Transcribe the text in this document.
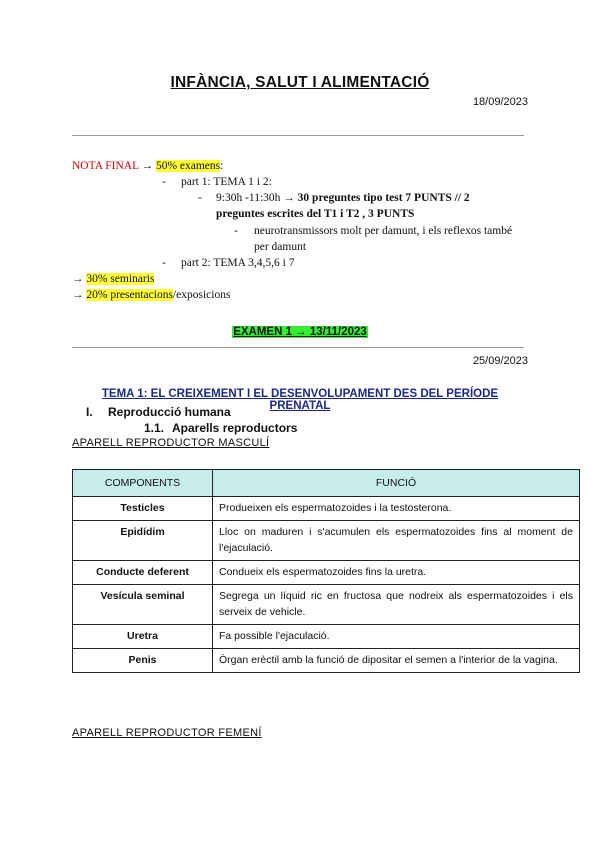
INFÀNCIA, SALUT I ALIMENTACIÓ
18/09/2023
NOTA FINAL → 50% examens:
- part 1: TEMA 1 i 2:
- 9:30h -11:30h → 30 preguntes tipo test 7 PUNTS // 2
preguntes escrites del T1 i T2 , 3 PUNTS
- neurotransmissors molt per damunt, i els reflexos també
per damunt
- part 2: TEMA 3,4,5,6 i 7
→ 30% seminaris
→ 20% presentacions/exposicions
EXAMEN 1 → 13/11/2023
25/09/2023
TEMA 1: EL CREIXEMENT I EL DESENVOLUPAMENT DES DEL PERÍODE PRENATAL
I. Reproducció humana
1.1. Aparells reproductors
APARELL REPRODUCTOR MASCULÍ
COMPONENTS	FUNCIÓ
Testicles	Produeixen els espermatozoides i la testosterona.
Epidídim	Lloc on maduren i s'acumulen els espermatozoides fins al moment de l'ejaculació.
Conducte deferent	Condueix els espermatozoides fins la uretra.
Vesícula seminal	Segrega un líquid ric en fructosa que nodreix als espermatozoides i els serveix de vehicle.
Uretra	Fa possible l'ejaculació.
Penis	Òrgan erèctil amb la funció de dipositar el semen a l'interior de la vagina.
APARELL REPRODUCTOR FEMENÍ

* * *

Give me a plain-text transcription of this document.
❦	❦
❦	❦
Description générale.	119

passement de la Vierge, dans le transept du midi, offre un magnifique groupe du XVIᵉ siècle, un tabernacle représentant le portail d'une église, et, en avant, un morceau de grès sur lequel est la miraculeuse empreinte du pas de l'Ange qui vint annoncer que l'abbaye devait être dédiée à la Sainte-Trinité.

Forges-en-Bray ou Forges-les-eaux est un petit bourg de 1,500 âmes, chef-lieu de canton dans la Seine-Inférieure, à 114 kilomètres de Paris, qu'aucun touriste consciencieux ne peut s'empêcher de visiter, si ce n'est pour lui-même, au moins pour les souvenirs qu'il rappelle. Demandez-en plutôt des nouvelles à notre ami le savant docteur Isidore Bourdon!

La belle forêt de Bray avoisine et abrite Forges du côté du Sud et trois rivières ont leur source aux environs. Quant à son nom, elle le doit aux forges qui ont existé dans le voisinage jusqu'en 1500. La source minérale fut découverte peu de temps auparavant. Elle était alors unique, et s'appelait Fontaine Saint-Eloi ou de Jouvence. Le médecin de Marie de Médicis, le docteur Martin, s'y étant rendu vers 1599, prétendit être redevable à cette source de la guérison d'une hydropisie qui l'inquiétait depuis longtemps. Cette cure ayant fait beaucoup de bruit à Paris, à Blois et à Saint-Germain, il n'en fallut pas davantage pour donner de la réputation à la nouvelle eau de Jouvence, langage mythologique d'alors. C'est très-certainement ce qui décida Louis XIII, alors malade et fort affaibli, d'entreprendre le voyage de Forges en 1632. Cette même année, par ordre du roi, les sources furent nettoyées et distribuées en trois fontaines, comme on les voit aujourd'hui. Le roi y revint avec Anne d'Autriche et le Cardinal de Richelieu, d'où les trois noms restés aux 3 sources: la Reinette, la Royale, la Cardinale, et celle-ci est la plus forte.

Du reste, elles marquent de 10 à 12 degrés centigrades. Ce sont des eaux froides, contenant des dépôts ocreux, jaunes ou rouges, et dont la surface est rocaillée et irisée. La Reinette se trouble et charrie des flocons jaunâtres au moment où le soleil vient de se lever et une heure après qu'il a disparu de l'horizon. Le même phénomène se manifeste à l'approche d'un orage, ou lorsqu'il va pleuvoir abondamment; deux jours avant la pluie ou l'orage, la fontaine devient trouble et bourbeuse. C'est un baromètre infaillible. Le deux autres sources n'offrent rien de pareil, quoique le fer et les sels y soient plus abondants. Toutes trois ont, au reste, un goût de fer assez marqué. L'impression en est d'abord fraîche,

Direction: Select and copy every line from the records that includes the word "pour".

Expected output:
Forges-en-Bray ou Forges-les-eaux est un petit bourg de 1,500 âmes, chef-lieu de canton dans la Seine-Inférieure, à 114 kilomètres de Paris, qu'aucun touriste consciencieux ne peut s'empêcher de visiter, si ce n'est pour lui-même, au moins pour les souvenirs qu'il rappelle. Demandez-en plutôt des nouvelles à notre ami le savant docteur Isidore Bourdon!
La belle forêt de Bray avoisine et abrite Forges du côté du Sud et trois rivières ont leur source aux environs. Quant à son nom, elle le doit aux forges qui ont existé dans le voisinage jusqu'en 1500. La source minérale fut découverte peu de temps auparavant. Elle était alors unique, et s'appelait Fontaine Saint-Eloi ou de Jouvence. Le médecin de Marie de Médicis, le docteur Martin, s'y étant rendu vers 1599, prétendit être redevable à cette source de la guérison d'une hydropisie qui l'inquiétait depuis longtemps. Cette cure ayant fait beaucoup de bruit à Paris, à Blois et à Saint-Germain, il n'en fallut pas davantage pour donner de la réputation à la nouvelle eau de Jouvence, langage mythologique d'alors. C'est très-certainement ce qui décida Louis XIII, alors malade et fort affaibli, d'entreprendre le voyage de Forges en 1632. Cette même année, par ordre du roi, les sources furent nettoyées et distribuées en trois fontaines, comme on les voit aujourd'hui. Le roi y revint avec Anne d'Autriche et le Cardinal de Richelieu, d'où les trois noms restés aux 3 sources: la Reinette, la Royale, la Cardinale, et celle-ci est la plus forte.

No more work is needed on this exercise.